--- Data ---
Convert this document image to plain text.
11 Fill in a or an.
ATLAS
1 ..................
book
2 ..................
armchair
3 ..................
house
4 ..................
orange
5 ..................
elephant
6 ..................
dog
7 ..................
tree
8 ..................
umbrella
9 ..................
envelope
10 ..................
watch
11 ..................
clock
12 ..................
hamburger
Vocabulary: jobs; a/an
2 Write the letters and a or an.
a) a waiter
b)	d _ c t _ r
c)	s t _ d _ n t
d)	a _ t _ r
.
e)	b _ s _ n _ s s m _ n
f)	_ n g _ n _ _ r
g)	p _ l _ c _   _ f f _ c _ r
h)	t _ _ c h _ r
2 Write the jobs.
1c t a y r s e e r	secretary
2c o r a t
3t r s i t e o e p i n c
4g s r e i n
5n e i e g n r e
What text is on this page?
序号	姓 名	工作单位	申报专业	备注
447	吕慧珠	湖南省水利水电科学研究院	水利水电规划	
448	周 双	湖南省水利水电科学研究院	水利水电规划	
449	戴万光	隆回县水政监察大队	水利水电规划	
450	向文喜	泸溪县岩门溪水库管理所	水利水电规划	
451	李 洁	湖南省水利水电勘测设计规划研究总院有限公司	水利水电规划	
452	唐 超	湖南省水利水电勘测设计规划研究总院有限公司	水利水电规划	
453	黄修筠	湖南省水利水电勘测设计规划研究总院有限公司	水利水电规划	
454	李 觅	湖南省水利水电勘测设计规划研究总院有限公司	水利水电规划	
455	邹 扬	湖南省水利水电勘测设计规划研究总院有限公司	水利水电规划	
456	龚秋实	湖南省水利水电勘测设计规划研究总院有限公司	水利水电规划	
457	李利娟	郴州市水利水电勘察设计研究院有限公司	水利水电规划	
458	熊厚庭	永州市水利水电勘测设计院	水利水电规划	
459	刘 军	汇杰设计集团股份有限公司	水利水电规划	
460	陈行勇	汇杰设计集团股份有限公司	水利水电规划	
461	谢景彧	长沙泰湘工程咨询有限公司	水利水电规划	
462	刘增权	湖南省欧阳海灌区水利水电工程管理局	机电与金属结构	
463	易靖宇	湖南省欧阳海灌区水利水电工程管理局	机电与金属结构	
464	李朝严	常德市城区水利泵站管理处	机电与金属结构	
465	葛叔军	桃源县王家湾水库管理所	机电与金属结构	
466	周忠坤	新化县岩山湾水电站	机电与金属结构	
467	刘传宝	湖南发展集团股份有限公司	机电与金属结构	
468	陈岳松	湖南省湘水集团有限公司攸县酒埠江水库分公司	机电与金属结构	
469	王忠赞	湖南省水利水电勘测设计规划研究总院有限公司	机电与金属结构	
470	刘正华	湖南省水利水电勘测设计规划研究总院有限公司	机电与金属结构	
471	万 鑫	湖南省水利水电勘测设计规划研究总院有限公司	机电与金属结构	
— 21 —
---
* _Required work_
Reproduce each line of the material above precisely.

* _Response_
Convert this document image to plain text.
11 Fill in a or an.
ATLAS
1 ..................
book
2 ..................
armchair
3 ..................
house
4 ..................
orange
5 ..................
elephant
6 ..................
dog
7 ..................
tree
8 ..................
umbrella
9 ..................
envelope
10 ..................
watch
11 ..................
clock
12 ..................
hamburger
Vocabulary: jobs; a/an
2 Write the letters and a or an.
a) a waiter
b)	d _ c t _ r
c)	s t _ d _ n t
d)	a _ t _ r
.
e)	b _ s _ n _ s s m _ n
f)	_ n g _ n _ _ r
g)	p _ l _ c _   _ f f _ c _ r
h)	t _ _ c h _ r
2 Write the jobs.
1c t a y r s e e r	secretary
2c o r a t
3t r s i t e o e p i n c
4g s r e i n
5n e i e g n r e
What text is on this page?
序号	姓 名	工作单位	申报专业	备注
447	吕慧珠	湖南省水利水电科学研究院	水利水电规划	
448	周 双	湖南省水利水电科学研究院	水利水电规划	
449	戴万光	隆回县水政监察大队	水利水电规划	
450	向文喜	泸溪县岩门溪水库管理所	水利水电规划	
451	李 洁	湖南省水利水电勘测设计规划研究总院有限公司	水利水电规划	
452	唐 超	湖南省水利水电勘测设计规划研究总院有限公司	水利水电规划	
453	黄修筠	湖南省水利水电勘测设计规划研究总院有限公司	水利水电规划	
454	李 觅	湖南省水利水电勘测设计规划研究总院有限公司	水利水电规划	
455	邹 扬	湖南省水利水电勘测设计规划研究总院有限公司	水利水电规划	
456	龚秋实	湖南省水利水电勘测设计规划研究总院有限公司	水利水电规划	
457	李利娟	郴州市水利水电勘察设计研究院有限公司	水利水电规划	
458	熊厚庭	永州市水利水电勘测设计院	水利水电规划	
459	刘 军	汇杰设计集团股份有限公司	水利水电规划	
460	陈行勇	汇杰设计集团股份有限公司	水利水电规划	
461	谢景彧	长沙泰湘工程咨询有限公司	水利水电规划	
462	刘增权	湖南省欧阳海灌区水利水电工程管理局	机电与金属结构	
463	易靖宇	湖南省欧阳海灌区水利水电工程管理局	机电与金属结构	
464	李朝严	常德市城区水利泵站管理处	机电与金属结构	
465	葛叔军	桃源县王家湾水库管理所	机电与金属结构	
466	周忠坤	新化县岩山湾水电站	机电与金属结构	
467	刘传宝	湖南发展集团股份有限公司	机电与金属结构	
468	陈岳松	湖南省湘水集团有限公司攸县酒埠江水库分公司	机电与金属结构	
469	王忠赞	湖南省水利水电勘测设计规划研究总院有限公司	机电与金属结构	
470	刘正华	湖南省水利水电勘测设计规划研究总院有限公司	机电与金属结构	
471	万 鑫	湖南省水利水电勘测设计规划研究总院有限公司	机电与金属结构	
— 21 —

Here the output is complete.